In today's rapidly evolving technological landscape, artificial intelligence (AI) has emerged as a...
Full Circle, a summary of recent posts
The through-line from the past few months is pretty clear, marketing is not a set of tactics, it’s a system. It is culture, clarity, and consistency, plus the ability to measure what matters and adapt as you learn.
Let’s summarise the last few moots of insights, post to post, then I’ll wrap it all into a single set of principles you can carry forward.
DEI initiatives, why they matter for business
Let’s start at the beginning.
This first post of the series was about diversity, equity, and inclusion, and specifically the idea that DEI is not just a moral stance, it is a business driver.
Now, DEI can get framed as a box-ticking exercise, or as something organisations do because they feel they ought to. But the argument here is that when it is done properly, it improves decision making, increases innovation, and helps you build a culture where people can do their best work.
Why does that matter for marketing? Because marketing is a team sport. You cannot build a brand people trust if the organisation behind it is not healthy. You also cannot build strong messages if everyone in the room thinks the same way, has the same background, and brings the same assumptions.
There was also a more personal element in that post. The point was that inclusion has to mean inclusion, even when it is uncomfortable. If you want a genuinely inclusive culture, you cannot decide in advance which voices count and which do not. The goal is not performative agreement, it is better thinking, better outcomes, and a workplace where people feel safe enough to contribute.
If you want a simple takeaway from that post it is this, DEI is not a slogan, it is operational. If you want the benefits, you have to build the habits, the processes, and the accountability.
In practical terms, that looks like:
- Being explicit about what equity means in your context, hiring, progression, pay, opportunity.

### Dataset excerpt

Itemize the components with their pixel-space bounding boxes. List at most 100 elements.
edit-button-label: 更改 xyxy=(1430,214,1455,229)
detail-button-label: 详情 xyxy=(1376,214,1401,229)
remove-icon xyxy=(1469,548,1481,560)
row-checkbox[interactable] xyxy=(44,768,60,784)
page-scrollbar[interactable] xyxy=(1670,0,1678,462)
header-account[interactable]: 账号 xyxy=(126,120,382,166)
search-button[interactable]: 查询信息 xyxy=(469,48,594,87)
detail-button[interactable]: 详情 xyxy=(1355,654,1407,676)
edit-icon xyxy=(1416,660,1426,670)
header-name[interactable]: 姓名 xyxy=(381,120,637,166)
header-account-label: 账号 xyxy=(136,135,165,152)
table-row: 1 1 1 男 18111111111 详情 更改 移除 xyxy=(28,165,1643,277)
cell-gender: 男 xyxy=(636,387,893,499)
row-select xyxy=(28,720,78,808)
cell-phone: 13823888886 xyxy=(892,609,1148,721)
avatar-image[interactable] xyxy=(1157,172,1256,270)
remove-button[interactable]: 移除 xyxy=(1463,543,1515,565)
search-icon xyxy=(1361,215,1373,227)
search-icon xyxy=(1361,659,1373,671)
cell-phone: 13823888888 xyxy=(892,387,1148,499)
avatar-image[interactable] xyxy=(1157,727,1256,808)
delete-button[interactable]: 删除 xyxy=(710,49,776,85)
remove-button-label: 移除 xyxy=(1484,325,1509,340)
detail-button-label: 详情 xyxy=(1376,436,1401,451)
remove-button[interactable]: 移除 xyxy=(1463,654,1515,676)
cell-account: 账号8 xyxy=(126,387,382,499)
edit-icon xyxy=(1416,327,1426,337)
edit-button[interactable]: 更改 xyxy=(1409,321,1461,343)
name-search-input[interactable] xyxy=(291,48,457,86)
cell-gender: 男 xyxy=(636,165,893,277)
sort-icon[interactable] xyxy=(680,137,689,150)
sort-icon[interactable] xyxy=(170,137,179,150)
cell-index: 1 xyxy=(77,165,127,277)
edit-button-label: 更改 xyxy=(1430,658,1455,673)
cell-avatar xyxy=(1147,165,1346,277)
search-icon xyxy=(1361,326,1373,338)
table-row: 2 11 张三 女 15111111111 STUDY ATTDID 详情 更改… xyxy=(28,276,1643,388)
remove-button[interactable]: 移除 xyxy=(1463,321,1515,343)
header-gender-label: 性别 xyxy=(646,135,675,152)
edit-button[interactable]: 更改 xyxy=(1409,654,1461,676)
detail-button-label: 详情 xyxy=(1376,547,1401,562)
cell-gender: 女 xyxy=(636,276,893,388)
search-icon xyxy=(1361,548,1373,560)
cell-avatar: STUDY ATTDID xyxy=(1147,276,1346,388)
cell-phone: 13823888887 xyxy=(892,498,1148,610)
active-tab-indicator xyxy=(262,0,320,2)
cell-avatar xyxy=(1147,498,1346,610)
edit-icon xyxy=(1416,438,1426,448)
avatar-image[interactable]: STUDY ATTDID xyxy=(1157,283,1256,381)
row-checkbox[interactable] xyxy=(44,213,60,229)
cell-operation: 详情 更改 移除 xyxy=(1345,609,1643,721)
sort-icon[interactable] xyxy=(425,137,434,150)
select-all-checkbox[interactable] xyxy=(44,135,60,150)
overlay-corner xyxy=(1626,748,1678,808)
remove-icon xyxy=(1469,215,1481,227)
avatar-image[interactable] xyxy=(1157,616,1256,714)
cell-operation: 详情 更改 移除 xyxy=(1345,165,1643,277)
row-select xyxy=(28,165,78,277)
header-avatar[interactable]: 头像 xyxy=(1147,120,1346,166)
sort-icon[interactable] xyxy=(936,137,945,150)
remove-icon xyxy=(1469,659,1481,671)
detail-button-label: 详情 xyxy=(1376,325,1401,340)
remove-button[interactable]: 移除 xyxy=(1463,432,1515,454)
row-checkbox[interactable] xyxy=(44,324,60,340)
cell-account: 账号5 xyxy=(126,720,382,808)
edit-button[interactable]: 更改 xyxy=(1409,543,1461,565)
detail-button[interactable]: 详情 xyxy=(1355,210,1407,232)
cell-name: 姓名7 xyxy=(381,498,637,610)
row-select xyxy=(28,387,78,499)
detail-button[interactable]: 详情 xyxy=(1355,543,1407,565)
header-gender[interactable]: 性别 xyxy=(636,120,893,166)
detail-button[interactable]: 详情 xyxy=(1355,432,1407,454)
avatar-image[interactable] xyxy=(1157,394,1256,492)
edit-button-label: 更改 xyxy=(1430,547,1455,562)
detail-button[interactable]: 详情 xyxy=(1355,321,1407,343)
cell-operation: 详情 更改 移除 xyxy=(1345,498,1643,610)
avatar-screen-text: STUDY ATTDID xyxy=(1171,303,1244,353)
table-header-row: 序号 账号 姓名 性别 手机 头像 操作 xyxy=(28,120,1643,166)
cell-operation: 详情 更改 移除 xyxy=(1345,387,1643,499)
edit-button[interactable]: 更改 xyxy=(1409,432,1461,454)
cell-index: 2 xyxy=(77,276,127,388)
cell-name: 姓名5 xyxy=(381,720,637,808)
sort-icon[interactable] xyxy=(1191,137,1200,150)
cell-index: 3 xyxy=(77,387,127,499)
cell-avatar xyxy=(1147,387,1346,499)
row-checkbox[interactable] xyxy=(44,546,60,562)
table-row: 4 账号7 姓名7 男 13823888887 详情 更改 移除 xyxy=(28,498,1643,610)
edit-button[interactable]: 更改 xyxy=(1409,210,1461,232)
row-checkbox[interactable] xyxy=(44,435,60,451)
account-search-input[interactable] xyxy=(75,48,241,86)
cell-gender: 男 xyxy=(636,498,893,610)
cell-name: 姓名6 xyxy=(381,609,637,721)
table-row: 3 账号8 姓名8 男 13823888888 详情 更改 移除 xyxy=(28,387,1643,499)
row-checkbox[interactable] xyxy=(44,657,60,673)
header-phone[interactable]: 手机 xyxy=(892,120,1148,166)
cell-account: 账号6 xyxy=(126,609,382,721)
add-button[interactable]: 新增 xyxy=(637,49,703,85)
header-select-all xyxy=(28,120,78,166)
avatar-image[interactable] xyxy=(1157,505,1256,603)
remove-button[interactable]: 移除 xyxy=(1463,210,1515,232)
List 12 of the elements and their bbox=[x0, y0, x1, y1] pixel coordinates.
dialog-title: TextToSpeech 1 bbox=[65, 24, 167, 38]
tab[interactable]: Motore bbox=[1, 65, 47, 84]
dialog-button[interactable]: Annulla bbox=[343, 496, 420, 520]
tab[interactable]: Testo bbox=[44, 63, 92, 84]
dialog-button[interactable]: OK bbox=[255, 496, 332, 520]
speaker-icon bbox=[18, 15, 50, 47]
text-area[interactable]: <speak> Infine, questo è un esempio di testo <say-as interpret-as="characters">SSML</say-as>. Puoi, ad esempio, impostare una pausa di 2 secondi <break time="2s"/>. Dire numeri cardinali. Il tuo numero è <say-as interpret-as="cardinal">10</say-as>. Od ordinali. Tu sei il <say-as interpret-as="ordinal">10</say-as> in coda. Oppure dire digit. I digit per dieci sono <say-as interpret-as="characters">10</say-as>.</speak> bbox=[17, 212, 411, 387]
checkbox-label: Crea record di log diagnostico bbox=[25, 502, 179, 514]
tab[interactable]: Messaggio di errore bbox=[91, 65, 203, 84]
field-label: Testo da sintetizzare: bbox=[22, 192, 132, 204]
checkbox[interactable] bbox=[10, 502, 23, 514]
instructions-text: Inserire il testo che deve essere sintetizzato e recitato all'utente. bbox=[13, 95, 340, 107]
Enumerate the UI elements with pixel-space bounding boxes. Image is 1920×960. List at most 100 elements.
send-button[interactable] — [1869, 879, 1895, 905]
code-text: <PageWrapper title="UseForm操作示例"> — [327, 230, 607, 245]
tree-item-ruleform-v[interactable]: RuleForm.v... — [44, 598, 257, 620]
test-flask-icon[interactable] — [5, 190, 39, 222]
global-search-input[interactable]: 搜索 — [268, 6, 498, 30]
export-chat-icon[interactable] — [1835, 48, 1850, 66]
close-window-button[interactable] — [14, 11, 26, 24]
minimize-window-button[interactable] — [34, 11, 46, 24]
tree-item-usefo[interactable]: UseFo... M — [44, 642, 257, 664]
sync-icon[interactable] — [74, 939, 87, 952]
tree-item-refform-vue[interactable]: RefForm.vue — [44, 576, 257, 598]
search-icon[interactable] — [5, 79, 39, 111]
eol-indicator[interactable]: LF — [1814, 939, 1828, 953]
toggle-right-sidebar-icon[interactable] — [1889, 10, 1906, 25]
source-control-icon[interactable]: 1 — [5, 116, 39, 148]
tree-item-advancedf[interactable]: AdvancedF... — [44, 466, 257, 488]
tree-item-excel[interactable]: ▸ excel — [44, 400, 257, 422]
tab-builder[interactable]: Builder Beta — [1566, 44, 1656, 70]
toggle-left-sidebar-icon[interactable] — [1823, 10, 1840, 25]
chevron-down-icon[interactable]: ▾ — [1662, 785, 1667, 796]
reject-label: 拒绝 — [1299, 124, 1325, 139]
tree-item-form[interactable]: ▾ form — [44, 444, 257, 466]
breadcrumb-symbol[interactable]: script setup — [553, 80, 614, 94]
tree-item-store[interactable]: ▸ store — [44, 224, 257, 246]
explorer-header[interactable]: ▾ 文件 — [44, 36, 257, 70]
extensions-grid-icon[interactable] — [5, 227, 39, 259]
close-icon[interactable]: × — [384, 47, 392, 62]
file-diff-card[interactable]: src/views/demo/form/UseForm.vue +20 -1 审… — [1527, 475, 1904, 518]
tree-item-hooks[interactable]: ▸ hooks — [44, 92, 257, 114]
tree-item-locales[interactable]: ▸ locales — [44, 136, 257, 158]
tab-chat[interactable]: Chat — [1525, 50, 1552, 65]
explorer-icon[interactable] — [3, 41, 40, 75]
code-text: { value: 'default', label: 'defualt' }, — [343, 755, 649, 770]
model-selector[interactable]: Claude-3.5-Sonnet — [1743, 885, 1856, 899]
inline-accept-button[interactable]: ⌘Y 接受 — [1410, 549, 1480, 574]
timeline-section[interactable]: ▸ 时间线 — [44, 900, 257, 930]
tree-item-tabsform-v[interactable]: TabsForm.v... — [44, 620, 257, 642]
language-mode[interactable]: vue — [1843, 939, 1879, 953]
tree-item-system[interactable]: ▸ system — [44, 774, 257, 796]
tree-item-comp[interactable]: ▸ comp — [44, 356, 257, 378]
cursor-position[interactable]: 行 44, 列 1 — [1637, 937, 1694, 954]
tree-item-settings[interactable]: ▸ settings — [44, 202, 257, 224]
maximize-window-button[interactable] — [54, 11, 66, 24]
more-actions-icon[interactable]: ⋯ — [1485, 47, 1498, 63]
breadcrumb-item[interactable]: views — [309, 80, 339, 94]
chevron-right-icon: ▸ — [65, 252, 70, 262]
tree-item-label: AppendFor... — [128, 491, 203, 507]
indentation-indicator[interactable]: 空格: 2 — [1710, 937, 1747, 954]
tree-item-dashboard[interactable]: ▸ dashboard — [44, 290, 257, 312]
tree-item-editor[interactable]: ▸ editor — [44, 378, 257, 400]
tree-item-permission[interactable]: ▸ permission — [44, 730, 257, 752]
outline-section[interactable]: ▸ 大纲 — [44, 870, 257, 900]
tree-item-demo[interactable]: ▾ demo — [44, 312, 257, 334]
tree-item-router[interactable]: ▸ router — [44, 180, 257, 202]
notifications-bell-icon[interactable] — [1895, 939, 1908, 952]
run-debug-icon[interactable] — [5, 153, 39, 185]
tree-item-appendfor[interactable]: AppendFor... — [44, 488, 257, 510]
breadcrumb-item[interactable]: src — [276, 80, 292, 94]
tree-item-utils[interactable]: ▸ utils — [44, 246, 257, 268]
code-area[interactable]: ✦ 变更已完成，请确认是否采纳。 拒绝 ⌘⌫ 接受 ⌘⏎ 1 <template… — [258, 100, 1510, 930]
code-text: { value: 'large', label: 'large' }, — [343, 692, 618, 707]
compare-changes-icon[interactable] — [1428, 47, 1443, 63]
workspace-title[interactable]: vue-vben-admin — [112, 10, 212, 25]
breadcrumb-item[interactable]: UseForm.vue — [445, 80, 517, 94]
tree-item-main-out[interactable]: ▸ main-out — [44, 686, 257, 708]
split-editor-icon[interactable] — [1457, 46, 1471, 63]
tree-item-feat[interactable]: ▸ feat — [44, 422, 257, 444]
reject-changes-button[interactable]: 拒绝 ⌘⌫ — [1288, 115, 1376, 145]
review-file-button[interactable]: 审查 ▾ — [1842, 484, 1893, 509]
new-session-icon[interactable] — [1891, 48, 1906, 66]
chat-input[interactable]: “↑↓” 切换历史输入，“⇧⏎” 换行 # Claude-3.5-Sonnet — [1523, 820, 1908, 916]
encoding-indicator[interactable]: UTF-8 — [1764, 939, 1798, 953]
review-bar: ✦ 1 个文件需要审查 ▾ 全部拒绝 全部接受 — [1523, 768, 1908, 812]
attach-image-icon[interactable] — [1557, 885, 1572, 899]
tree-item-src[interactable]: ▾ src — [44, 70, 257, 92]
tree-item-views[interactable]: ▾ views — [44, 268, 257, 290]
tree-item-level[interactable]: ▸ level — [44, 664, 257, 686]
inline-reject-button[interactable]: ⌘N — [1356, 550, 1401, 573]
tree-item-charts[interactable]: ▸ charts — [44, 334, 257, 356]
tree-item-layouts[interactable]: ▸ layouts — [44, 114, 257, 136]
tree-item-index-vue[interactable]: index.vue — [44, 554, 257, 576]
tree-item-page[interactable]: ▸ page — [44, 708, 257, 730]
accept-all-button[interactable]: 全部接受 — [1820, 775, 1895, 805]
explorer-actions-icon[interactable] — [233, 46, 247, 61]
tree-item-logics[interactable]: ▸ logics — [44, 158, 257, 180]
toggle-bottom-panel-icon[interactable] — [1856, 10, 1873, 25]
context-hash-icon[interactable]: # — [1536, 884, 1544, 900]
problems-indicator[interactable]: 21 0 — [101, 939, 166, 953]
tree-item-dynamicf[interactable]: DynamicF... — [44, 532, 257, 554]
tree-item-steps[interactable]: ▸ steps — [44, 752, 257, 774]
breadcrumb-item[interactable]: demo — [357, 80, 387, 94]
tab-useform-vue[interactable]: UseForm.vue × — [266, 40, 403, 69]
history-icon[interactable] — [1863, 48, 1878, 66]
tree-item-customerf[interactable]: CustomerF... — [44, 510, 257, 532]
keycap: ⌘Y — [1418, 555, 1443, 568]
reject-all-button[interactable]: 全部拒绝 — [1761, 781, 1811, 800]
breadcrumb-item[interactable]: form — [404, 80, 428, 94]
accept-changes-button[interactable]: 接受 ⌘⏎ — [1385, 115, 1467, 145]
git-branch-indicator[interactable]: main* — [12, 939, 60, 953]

### JOBS
1. List the areas the marketing summary names as part of being explicit about what equity means in your context.
2. Reproduce the passage of the marketing summary that begins at the words "Why does that" and stops after the words "and the accountability.".
The rows were drawn from a separate source unrelated to the marketing summary.

### ANSWERS FOR THIS EXERCISE
1.
- Hiring
- Progression
- Pay
- Opportunity

2.
Why does that matter for marketing? Because marketing is a team sport. You cannot build a brand people trust if the organisation behind it is not healthy. You also cannot build strong messages if everyone in the room thinks the same way, has the same background, and brings the same assumptions.
There was also a more personal element in that post. The point was that inclusion has to mean inclusion, even when it is uncomfortable. If you want a genuinely inclusive culture, you cannot decide in advance which voices count and which do not. The goal is not performative agreement, it is better thinking, better outcomes, and a workplace where people feel safe enough to contribute.
If you want a simple takeaway from that post it is this, DEI is not a slogan, it is operational. If you want the benefits, you have to build the habits, the processes, and the accountability.